▶ WORK TO COMPLETE:
Reproduce every entry exactly.

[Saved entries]
┄┄┄┄┄┄

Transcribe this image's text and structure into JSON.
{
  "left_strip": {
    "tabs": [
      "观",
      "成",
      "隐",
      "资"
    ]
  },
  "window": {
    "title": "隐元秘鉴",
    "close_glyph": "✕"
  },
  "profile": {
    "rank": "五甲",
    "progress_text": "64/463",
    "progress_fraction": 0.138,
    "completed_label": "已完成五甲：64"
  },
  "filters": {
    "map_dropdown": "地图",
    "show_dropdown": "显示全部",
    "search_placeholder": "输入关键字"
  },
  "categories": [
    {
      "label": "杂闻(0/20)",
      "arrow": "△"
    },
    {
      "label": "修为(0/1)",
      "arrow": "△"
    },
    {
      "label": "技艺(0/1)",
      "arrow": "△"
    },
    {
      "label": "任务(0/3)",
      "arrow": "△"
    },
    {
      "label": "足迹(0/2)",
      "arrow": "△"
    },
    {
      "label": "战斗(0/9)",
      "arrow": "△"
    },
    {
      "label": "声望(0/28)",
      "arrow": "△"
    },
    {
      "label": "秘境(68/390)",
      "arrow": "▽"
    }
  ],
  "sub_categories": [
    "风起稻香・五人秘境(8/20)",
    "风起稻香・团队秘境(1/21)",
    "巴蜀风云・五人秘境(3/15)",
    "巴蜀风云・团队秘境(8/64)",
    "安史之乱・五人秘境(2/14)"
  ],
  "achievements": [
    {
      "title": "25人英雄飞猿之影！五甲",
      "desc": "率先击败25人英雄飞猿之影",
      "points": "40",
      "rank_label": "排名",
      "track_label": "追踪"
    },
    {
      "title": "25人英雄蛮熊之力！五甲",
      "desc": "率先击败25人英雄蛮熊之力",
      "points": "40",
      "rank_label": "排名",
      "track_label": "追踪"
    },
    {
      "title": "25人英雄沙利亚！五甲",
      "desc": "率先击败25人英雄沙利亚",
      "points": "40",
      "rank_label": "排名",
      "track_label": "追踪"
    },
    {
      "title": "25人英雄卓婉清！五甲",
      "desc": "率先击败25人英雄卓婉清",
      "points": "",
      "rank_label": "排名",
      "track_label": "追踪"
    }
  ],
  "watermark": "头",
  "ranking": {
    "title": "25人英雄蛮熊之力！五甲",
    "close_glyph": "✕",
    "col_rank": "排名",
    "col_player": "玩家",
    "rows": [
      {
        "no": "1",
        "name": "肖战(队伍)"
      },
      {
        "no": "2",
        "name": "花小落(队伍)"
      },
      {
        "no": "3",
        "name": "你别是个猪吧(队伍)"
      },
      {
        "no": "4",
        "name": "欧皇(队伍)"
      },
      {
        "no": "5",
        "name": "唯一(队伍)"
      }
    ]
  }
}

┄┄┄┄┄┄

▶ EXERCISE RESULT:
Transcribe this image's text and structure into JSON.
{
  "left_strip": {
    "tabs": [
      "观",
      "成",
      "隐",
      "资"
    ]
  },
  "window": {
    "title": "隐元秘鉴",
    "close_glyph": "✕"
  },
  "profile": {
    "rank": "五甲",
    "progress_text": "64/463",
    "progress_fraction": 0.138,
    "completed_label": "已完成五甲：64"
  },
  "filters": {
    "map_dropdown": "地图",
    "show_dropdown": "显示全部",
    "search_placeholder": "输入关键字"
  },
  "categories": [
    {
      "label": "杂闻(0/20)",
      "arrow": "△"
    },
    {
      "label": "修为(0/1)",
      "arrow": "△"
    },
    {
      "label": "技艺(0/1)",
      "arrow": "△"
    },
    {
      "label": "任务(0/3)",
      "arrow": "△"
    },
    {
      "label": "足迹(0/2)",
      "arrow": "△"
    },
    {
      "label": "战斗(0/9)",
      "arrow": "△"
    },
    {
      "label": "声望(0/28)",
      "arrow": "△"
    },
    {
      "label": "秘境(68/390)",
      "arrow": "▽"
    }
  ],
  "sub_categories": [
    "风起稻香・五人秘境(8/20)",
    "风起稻香・团队秘境(1/21)",
    "巴蜀风云・五人秘境(3/15)",
    "巴蜀风云・团队秘境(8/64)",
    "安史之乱・五人秘境(2/14)"
  ],
  "achievements": [
    {
      "title": "25人英雄飞猿之影！五甲",
      "desc": "率先击败25人英雄飞猿之影",
      "points": "40",
      "rank_label": "排名",
      "track_label": "追踪"
    },
    {
      "title": "25人英雄蛮熊之力！五甲",
      "desc": "率先击败25人英雄蛮熊之力",
      "points": "40",
      "rank_label": "排名",
      "track_label": "追踪"
    },
    {
      "title": "25人英雄沙利亚！五甲",
      "desc": "率先击败25人英雄沙利亚",
      "points": "40",
      "rank_label": "排名",
      "track_label": "追踪"
    },
    {
      "title": "25人英雄卓婉清！五甲",
      "desc": "率先击败25人英雄卓婉清",
      "points": "",
      "rank_label": "排名",
      "track_label": "追踪"
    }
  ],
  "watermark": "头",
  "ranking": {
    "title": "25人英雄蛮熊之力！五甲",
    "close_glyph": "✕",
    "col_rank": "排名",
    "col_player": "玩家",
    "rows": [
      {
        "no": "1",
        "name": "肖战(队伍)"
      },
      {
        "no": "2",
        "name": "花小落(队伍)"
      },
      {
        "no": "3",
        "name": "你别是个猪吧(队伍)"
      },
      {
        "no": "4",
        "name": "欧皇(队伍)"
      },
      {
        "no": "5",
        "name": "唯一(队伍)"
      }
    ]
  }
}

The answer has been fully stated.